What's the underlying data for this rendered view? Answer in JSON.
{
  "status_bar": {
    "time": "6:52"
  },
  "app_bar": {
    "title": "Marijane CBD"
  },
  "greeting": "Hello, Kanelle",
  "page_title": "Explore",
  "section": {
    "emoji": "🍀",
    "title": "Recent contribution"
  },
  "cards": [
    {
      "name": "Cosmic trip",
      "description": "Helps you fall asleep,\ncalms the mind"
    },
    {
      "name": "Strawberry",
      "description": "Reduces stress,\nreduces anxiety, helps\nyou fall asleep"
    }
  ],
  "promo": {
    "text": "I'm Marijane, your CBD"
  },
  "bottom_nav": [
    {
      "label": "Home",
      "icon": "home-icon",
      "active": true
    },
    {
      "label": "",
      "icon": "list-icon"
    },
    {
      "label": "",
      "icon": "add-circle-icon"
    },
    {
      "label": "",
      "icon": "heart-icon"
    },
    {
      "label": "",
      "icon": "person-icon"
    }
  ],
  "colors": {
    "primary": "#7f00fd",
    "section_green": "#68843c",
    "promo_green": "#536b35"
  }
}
========
To be done
Check the records above line by line and tally those holding the string "description". Answer with the number only.

Task solution
2